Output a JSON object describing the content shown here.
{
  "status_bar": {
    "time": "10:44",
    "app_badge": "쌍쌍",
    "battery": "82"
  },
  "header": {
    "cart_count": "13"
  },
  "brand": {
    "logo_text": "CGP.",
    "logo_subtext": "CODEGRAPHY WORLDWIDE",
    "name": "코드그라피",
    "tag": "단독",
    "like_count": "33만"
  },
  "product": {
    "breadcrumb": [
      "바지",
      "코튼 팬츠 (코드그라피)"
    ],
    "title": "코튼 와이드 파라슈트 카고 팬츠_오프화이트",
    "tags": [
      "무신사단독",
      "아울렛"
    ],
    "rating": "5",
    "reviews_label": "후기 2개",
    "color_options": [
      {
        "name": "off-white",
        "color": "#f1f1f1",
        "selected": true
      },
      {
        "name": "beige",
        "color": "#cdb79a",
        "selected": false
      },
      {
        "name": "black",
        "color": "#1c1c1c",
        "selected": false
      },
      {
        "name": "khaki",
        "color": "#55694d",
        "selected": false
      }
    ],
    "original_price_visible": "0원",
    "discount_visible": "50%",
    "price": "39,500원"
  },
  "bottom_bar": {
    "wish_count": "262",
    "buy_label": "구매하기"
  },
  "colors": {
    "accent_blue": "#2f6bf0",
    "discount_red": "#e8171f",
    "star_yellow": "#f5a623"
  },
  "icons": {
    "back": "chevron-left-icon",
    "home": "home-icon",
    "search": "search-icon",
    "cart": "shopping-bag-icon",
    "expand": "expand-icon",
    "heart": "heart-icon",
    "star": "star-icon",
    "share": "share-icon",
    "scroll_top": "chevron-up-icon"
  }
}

• WRITTEN TASK: The lines above should be duplicated exactly.

• CORRECT RESULT:
Output a JSON object describing the content shown here.
{
  "status_bar": {
    "time": "10:44",
    "app_badge": "쌍쌍",
    "battery": "82"
  },
  "header": {
    "cart_count": "13"
  },
  "brand": {
    "logo_text": "CGP.",
    "logo_subtext": "CODEGRAPHY WORLDWIDE",
    "name": "코드그라피",
    "tag": "단독",
    "like_count": "33만"
  },
  "product": {
    "breadcrumb": [
      "바지",
      "코튼 팬츠 (코드그라피)"
    ],
    "title": "코튼 와이드 파라슈트 카고 팬츠_오프화이트",
    "tags": [
      "무신사단독",
      "아울렛"
    ],
    "rating": "5",
    "reviews_label": "후기 2개",
    "color_options": [
      {
        "name": "off-white",
        "color": "#f1f1f1",
        "selected": true
      },
      {
        "name": "beige",
        "color": "#cdb79a",
        "selected": false
      },
      {
        "name": "black",
        "color": "#1c1c1c",
        "selected": false
      },
      {
        "name": "khaki",
        "color": "#55694d",
        "selected": false
      }
    ],
    "original_price_visible": "0원",
    "discount_visible": "50%",
    "price": "39,500원"
  },
  "bottom_bar": {
    "wish_count": "262",
    "buy_label": "구매하기"
  },
  "colors": {
    "accent_blue": "#2f6bf0",
    "discount_red": "#e8171f",
    "star_yellow": "#f5a623"
  },
  "icons": {
    "back": "chevron-left-icon",
    "home": "home-icon",
    "search": "search-icon",
    "cart": "shopping-bag-icon",
    "expand": "expand-icon",
    "heart": "heart-icon",
    "star": "star-icon",
    "share": "share-icon",
    "scroll_top": "chevron-up-icon"
  }
}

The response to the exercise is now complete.